THE PROBLEM >> Reproduce the records below in their entirety, character for character.

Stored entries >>

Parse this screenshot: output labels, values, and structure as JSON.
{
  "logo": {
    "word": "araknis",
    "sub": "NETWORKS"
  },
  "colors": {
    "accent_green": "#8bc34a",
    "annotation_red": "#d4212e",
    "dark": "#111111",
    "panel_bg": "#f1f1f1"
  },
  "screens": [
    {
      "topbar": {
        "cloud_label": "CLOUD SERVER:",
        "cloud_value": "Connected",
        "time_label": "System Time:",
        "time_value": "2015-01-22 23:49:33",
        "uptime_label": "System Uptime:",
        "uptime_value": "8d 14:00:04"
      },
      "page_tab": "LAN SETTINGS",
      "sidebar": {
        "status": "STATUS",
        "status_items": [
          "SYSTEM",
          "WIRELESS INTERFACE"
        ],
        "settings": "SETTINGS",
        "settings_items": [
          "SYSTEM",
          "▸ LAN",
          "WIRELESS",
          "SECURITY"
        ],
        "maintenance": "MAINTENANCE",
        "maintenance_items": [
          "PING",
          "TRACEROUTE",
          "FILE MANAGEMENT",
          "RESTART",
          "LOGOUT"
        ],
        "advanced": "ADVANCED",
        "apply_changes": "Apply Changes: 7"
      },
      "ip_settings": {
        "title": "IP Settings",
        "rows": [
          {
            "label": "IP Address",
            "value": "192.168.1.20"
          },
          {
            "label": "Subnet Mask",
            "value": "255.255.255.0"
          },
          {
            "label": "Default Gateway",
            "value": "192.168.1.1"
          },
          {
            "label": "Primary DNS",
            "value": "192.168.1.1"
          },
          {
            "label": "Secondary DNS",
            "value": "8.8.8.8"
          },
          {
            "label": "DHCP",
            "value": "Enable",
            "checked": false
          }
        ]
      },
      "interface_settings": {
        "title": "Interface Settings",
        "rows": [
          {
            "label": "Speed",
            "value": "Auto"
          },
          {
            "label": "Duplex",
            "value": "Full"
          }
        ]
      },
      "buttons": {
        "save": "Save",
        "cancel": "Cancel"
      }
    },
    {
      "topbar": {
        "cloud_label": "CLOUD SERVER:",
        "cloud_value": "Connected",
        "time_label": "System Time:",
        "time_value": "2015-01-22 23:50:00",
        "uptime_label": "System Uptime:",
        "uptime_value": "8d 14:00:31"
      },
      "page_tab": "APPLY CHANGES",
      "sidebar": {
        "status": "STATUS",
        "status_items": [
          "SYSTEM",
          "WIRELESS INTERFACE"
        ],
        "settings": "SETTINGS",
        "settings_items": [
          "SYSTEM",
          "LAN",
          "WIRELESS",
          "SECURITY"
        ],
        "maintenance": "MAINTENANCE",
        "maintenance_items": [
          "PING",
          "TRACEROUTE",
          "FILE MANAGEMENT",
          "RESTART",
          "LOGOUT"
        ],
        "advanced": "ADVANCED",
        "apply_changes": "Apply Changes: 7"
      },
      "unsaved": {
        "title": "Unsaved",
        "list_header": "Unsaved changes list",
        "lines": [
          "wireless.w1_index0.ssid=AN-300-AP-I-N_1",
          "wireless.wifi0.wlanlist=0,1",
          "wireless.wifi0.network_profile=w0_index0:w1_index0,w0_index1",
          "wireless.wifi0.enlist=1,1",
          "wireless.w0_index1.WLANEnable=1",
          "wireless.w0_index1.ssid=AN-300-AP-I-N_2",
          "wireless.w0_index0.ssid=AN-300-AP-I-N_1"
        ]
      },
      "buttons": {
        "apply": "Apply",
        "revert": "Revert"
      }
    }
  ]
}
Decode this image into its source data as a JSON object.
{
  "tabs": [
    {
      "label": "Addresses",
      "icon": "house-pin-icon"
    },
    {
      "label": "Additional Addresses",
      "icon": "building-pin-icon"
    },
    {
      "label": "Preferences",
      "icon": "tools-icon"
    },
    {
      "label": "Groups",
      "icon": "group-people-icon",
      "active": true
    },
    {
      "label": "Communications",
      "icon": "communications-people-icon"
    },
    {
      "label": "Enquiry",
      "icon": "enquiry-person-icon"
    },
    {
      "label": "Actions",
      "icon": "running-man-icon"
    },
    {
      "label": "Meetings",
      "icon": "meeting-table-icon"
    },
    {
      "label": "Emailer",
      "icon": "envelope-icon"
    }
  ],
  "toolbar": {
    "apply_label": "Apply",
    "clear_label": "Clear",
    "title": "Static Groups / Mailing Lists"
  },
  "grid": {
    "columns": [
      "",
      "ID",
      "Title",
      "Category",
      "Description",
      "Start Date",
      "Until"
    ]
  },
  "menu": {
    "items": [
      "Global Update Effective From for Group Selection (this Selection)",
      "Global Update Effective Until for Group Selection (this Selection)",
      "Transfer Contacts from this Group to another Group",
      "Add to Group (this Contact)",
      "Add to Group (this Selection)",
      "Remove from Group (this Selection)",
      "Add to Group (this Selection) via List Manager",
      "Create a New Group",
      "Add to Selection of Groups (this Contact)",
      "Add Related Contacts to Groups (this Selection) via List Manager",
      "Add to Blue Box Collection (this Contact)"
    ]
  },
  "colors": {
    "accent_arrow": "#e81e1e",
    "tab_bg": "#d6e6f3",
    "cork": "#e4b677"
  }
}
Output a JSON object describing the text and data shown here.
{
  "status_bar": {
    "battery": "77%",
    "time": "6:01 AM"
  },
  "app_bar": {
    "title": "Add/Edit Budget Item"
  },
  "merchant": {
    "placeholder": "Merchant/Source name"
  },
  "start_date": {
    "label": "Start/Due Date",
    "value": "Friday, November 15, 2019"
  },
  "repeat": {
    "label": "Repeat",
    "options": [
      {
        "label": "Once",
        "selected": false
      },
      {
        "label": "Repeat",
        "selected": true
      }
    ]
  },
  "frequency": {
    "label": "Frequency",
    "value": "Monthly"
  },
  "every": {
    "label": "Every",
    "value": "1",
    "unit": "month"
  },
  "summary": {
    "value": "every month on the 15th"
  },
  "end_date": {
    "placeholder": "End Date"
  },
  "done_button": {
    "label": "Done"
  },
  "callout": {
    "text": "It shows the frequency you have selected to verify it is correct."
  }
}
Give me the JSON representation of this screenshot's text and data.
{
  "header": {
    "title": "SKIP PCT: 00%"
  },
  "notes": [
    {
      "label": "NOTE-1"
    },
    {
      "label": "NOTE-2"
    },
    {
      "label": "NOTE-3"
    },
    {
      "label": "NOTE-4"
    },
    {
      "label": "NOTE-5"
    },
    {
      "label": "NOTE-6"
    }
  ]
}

RESULT FOR THIS TASK >>
Parse this screenshot: output labels, values, and structure as JSON.
{
  "logo": {
    "word": "araknis",
    "sub": "NETWORKS"
  },
  "colors": {
    "accent_green": "#8bc34a",
    "annotation_red": "#d4212e",
    "dark": "#111111",
    "panel_bg": "#f1f1f1"
  },
  "screens": [
    {
      "topbar": {
        "cloud_label": "CLOUD SERVER:",
        "cloud_value": "Connected",
        "time_label": "System Time:",
        "time_value": "2015-01-22 23:49:33",
        "uptime_label": "System Uptime:",
        "uptime_value": "8d 14:00:04"
      },
      "page_tab": "LAN SETTINGS",
      "sidebar": {
        "status": "STATUS",
        "status_items": [
          "SYSTEM",
          "WIRELESS INTERFACE"
        ],
        "settings": "SETTINGS",
        "settings_items": [
          "SYSTEM",
          "▸ LAN",
          "WIRELESS",
          "SECURITY"
        ],
        "maintenance": "MAINTENANCE",
        "maintenance_items": [
          "PING",
          "TRACEROUTE",
          "FILE MANAGEMENT",
          "RESTART",
          "LOGOUT"
        ],
        "advanced": "ADVANCED",
        "apply_changes": "Apply Changes: 7"
      },
      "ip_settings": {
        "title": "IP Settings",
        "rows": [
          {
            "label": "IP Address",
            "value": "192.168.1.20"
          },
          {
            "label": "Subnet Mask",
            "value": "255.255.255.0"
          },
          {
            "label": "Default Gateway",
            "value": "192.168.1.1"
          },
          {
            "label": "Primary DNS",
            "value": "192.168.1.1"
          },
          {
            "label": "Secondary DNS",
            "value": "8.8.8.8"
          },
          {
            "label": "DHCP",
            "value": "Enable",
            "checked": false
          }
        ]
      },
      "interface_settings": {
        "title": "Interface Settings",
        "rows": [
          {
            "label": "Speed",
            "value": "Auto"
          },
          {
            "label": "Duplex",
            "value": "Full"
          }
        ]
      },
      "buttons": {
        "save": "Save",
        "cancel": "Cancel"
      }
    },
    {
      "topbar": {
        "cloud_label": "CLOUD SERVER:",
        "cloud_value": "Connected",
        "time_label": "System Time:",
        "time_value": "2015-01-22 23:50:00",
        "uptime_label": "System Uptime:",
        "uptime_value": "8d 14:00:31"
      },
      "page_tab": "APPLY CHANGES",
      "sidebar": {
        "status": "STATUS",
        "status_items": [
          "SYSTEM",
          "WIRELESS INTERFACE"
        ],
        "settings": "SETTINGS",
        "settings_items": [
          "SYSTEM",
          "LAN",
          "WIRELESS",
          "SECURITY"
        ],
        "maintenance": "MAINTENANCE",
        "maintenance_items": [
          "PING",
          "TRACEROUTE",
          "FILE MANAGEMENT",
          "RESTART",
          "LOGOUT"
        ],
        "advanced": "ADVANCED",
        "apply_changes": "Apply Changes: 7"
      },
      "unsaved": {
        "title": "Unsaved",
        "list_header": "Unsaved changes list",
        "lines": [
          "wireless.w1_index0.ssid=AN-300-AP-I-N_1",
          "wireless.wifi0.wlanlist=0,1",
          "wireless.wifi0.network_profile=w0_index0:w1_index0,w0_index1",
          "wireless.wifi0.enlist=1,1",
          "wireless.w0_index1.WLANEnable=1",
          "wireless.w0_index1.ssid=AN-300-AP-I-N_2",
          "wireless.w0_index0.ssid=AN-300-AP-I-N_1"
        ]
      },
      "buttons": {
        "apply": "Apply",
        "revert": "Revert"
      }
    }
  ]
}
Decode this image into its source data as a JSON object.
{
  "tabs": [
    {
      "label": "Addresses",
      "icon": "house-pin-icon"
    },
    {
      "label": "Additional Addresses",
      "icon": "building-pin-icon"
    },
    {
      "label": "Preferences",
      "icon": "tools-icon"
    },
    {
      "label": "Groups",
      "icon": "group-people-icon",
      "active": true
    },
    {
      "label": "Communications",
      "icon": "communications-people-icon"
    },
    {
      "label": "Enquiry",
      "icon": "enquiry-person-icon"
    },
    {
      "label": "Actions",
      "icon": "running-man-icon"
    },
    {
      "label": "Meetings",
      "icon": "meeting-table-icon"
    },
    {
      "label": "Emailer",
      "icon": "envelope-icon"
    }
  ],
  "toolbar": {
    "apply_label": "Apply",
    "clear_label": "Clear",
    "title": "Static Groups / Mailing Lists"
  },
  "grid": {
    "columns": [
      "",
      "ID",
      "Title",
      "Category",
      "Description",
      "Start Date",
      "Until"
    ]
  },
  "menu": {
    "items": [
      "Global Update Effective From for Group Selection (this Selection)",
      "Global Update Effective Until for Group Selection (this Selection)",
      "Transfer Contacts from this Group to another Group",
      "Add to Group (this Contact)",
      "Add to Group (this Selection)",
      "Remove from Group (this Selection)",
      "Add to Group (this Selection) via List Manager",
      "Create a New Group",
      "Add to Selection of Groups (this Contact)",
      "Add Related Contacts to Groups (this Selection) via List Manager",
      "Add to Blue Box Collection (this Contact)"
    ]
  },
  "colors": {
    "accent_arrow": "#e81e1e",
    "tab_bg": "#d6e6f3",
    "cork": "#e4b677"
  }
}
Output a JSON object describing the text and data shown here.
{
  "status_bar": {
    "battery": "77%",
    "time": "6:01 AM"
  },
  "app_bar": {
    "title": "Add/Edit Budget Item"
  },
  "merchant": {
    "placeholder": "Merchant/Source name"
  },
  "start_date": {
    "label": "Start/Due Date",
    "value": "Friday, November 15, 2019"
  },
  "repeat": {
    "label": "Repeat",
    "options": [
      {
        "label": "Once",
        "selected": false
      },
      {
        "label": "Repeat",
        "selected": true
      }
    ]
  },
  "frequency": {
    "label": "Frequency",
    "value": "Monthly"
  },
  "every": {
    "label": "Every",
    "value": "1",
    "unit": "month"
  },
  "summary": {
    "value": "every month on the 15th"
  },
  "end_date": {
    "placeholder": "End Date"
  },
  "done_button": {
    "label": "Done"
  },
  "callout": {
    "text": "It shows the frequency you have selected to verify it is correct."
  }
}
Give me the JSON representation of this screenshot's text and data.
{
  "header": {
    "title": "SKIP PCT: 00%"
  },
  "notes": [
    {
      "label": "NOTE-1"
    },
    {
      "label": "NOTE-2"
    },
    {
      "label": "NOTE-3"
    },
    {
      "label": "NOTE-4"
    },
    {
      "label": "NOTE-5"
    },
    {
      "label": "NOTE-6"
    }
  ]
}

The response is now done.